### Records about charts and figures
########################################

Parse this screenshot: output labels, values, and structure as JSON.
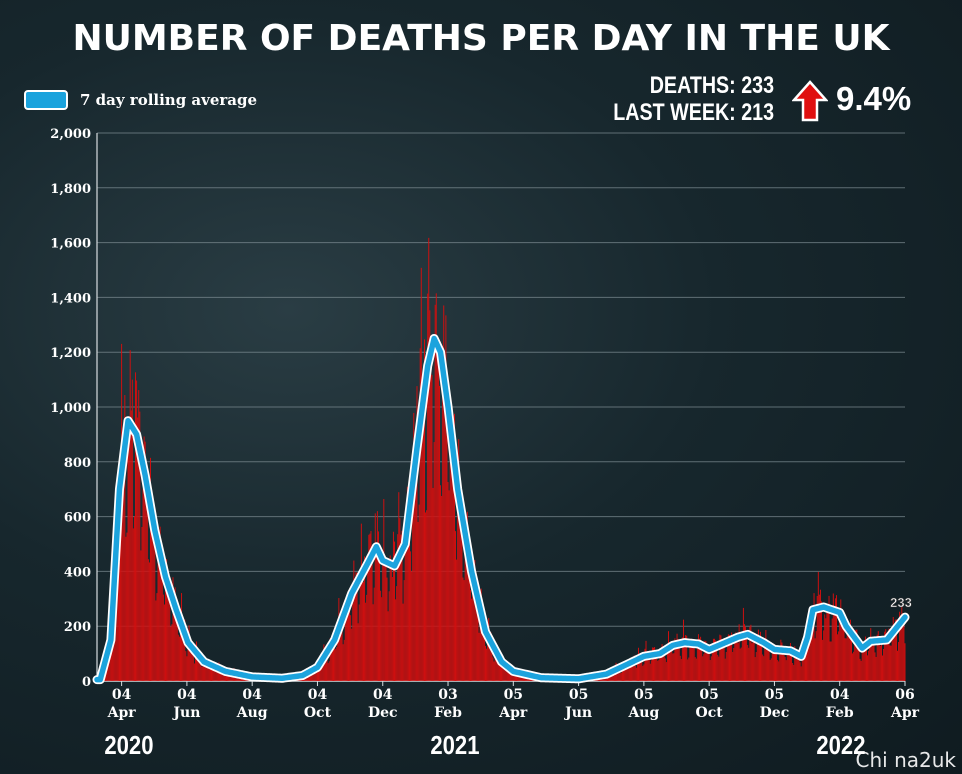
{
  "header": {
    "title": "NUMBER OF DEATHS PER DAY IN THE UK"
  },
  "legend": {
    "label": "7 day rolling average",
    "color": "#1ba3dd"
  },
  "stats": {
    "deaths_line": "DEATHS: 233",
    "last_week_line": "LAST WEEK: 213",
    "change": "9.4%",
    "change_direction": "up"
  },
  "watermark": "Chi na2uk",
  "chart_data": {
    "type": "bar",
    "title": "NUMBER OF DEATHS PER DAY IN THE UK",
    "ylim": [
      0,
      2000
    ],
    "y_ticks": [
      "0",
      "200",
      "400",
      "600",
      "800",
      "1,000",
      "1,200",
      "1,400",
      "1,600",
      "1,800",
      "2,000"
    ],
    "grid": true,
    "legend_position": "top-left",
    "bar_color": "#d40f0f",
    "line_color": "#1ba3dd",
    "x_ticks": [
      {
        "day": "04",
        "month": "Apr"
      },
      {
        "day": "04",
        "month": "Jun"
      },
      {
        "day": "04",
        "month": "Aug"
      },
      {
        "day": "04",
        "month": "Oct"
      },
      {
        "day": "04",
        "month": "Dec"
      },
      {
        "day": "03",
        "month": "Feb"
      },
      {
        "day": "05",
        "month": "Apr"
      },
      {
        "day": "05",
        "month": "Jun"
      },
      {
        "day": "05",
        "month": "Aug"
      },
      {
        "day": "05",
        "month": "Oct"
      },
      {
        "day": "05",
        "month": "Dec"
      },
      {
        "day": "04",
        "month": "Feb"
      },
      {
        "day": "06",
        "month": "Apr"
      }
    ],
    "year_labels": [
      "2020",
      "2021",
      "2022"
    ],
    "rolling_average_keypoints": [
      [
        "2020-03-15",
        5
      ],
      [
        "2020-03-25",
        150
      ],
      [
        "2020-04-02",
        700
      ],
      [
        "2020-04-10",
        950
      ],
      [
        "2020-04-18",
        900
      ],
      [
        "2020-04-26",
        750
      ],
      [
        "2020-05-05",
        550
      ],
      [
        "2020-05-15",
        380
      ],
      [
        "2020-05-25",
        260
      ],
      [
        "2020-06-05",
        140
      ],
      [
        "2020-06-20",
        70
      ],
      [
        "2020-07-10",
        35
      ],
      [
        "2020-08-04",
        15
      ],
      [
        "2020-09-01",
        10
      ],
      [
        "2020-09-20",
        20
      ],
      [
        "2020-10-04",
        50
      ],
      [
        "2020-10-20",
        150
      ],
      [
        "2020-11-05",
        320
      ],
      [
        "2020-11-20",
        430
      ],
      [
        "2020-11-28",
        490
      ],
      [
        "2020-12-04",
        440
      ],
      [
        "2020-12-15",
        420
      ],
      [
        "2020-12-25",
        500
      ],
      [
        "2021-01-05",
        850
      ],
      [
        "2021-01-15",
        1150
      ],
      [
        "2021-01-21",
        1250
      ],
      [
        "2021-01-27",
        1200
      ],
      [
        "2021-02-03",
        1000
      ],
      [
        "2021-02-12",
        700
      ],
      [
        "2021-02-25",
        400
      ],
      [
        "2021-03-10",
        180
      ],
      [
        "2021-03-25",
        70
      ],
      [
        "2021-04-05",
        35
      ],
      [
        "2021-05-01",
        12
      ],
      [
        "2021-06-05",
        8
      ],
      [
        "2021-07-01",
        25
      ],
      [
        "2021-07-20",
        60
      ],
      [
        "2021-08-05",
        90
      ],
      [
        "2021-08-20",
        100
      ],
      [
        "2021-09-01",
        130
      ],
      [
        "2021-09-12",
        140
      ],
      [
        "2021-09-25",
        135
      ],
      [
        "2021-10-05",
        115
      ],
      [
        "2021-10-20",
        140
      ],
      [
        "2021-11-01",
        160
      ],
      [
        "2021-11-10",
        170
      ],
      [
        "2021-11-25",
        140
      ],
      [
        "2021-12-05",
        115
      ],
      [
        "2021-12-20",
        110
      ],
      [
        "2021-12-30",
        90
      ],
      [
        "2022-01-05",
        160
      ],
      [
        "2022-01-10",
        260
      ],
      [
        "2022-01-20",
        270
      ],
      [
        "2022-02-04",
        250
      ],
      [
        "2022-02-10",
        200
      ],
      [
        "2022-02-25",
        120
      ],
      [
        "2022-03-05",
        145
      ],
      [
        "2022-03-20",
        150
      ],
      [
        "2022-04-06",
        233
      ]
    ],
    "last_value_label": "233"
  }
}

########################################

Without the pictures, write out the whole listing above exactly as it appears.

Parse this screenshot: output labels, values, and structure as JSON.
{
  "header": {
    "title": "NUMBER OF DEATHS PER DAY IN THE UK"
  },
  "legend": {
    "label": "7 day rolling average",
    "color": "#1ba3dd"
  },
  "stats": {
    "deaths_line": "DEATHS: 233",
    "last_week_line": "LAST WEEK: 213",
    "change": "9.4%",
    "change_direction": "up"
  },
  "watermark": "Chi na2uk",
  "chart_data": {
    "type": "bar",
    "title": "NUMBER OF DEATHS PER DAY IN THE UK",
    "ylim": [
      0,
      2000
    ],
    "y_ticks": [
      "0",
      "200",
      "400",
      "600",
      "800",
      "1,000",
      "1,200",
      "1,400",
      "1,600",
      "1,800",
      "2,000"
    ],
    "grid": true,
    "legend_position": "top-left",
    "bar_color": "#d40f0f",
    "line_color": "#1ba3dd",
    "x_ticks": [
      {
        "day": "04",
        "month": "Apr"
      },
      {
        "day": "04",
        "month": "Jun"
      },
      {
        "day": "04",
        "month": "Aug"
      },
      {
        "day": "04",
        "month": "Oct"
      },
      {
        "day": "04",
        "month": "Dec"
      },
      {
        "day": "03",
        "month": "Feb"
      },
      {
        "day": "05",
        "month": "Apr"
      },
      {
        "day": "05",
        "month": "Jun"
      },
      {
        "day": "05",
        "month": "Aug"
      },
      {
        "day": "05",
        "month": "Oct"
      },
      {
        "day": "05",
        "month": "Dec"
      },
      {
        "day": "04",
        "month": "Feb"
      },
      {
        "day": "06",
        "month": "Apr"
      }
    ],
    "year_labels": [
      "2020",
      "2021",
      "2022"
    ],
    "rolling_average_keypoints": [
      [
        "2020-03-15",
        5
      ],
      [
        "2020-03-25",
        150
      ],
      [
        "2020-04-02",
        700
      ],
      [
        "2020-04-10",
        950
      ],
      [
        "2020-04-18",
        900
      ],
      [
        "2020-04-26",
        750
      ],
      [
        "2020-05-05",
        550
      ],
      [
        "2020-05-15",
        380
      ],
      [
        "2020-05-25",
        260
      ],
      [
        "2020-06-05",
        140
      ],
      [
        "2020-06-20",
        70
      ],
      [
        "2020-07-10",
        35
      ],
      [
        "2020-08-04",
        15
      ],
      [
        "2020-09-01",
        10
      ],
      [
        "2020-09-20",
        20
      ],
      [
        "2020-10-04",
        50
      ],
      [
        "2020-10-20",
        150
      ],
      [
        "2020-11-05",
        320
      ],
      [
        "2020-11-20",
        430
      ],
      [
        "2020-11-28",
        490
      ],
      [
        "2020-12-04",
        440
      ],
      [
        "2020-12-15",
        420
      ],
      [
        "2020-12-25",
        500
      ],
      [
        "2021-01-05",
        850
      ],
      [
        "2021-01-15",
        1150
      ],
      [
        "2021-01-21",
        1250
      ],
      [
        "2021-01-27",
        1200
      ],
      [
        "2021-02-03",
        1000
      ],
      [
        "2021-02-12",
        700
      ],
      [
        "2021-02-25",
        400
      ],
      [
        "2021-03-10",
        180
      ],
      [
        "2021-03-25",
        70
      ],
      [
        "2021-04-05",
        35
      ],
      [
        "2021-05-01",
        12
      ],
      [
        "2021-06-05",
        8
      ],
      [
        "2021-07-01",
        25
      ],
      [
        "2021-07-20",
        60
      ],
      [
        "2021-08-05",
        90
      ],
      [
        "2021-08-20",
        100
      ],
      [
        "2021-09-01",
        130
      ],
      [
        "2021-09-12",
        140
      ],
      [
        "2021-09-25",
        135
      ],
      [
        "2021-10-05",
        115
      ],
      [
        "2021-10-20",
        140
      ],
      [
        "2021-11-01",
        160
      ],
      [
        "2021-11-10",
        170
      ],
      [
        "2021-11-25",
        140
      ],
      [
        "2021-12-05",
        115
      ],
      [
        "2021-12-20",
        110
      ],
      [
        "2021-12-30",
        90
      ],
      [
        "2022-01-05",
        160
      ],
      [
        "2022-01-10",
        260
      ],
      [
        "2022-01-20",
        270
      ],
      [
        "2022-02-04",
        250
      ],
      [
        "2022-02-10",
        200
      ],
      [
        "2022-02-25",
        120
      ],
      [
        "2022-03-05",
        145
      ],
      [
        "2022-03-20",
        150
      ],
      [
        "2022-04-06",
        233
      ]
    ],
    "last_value_label": "233"
  }
}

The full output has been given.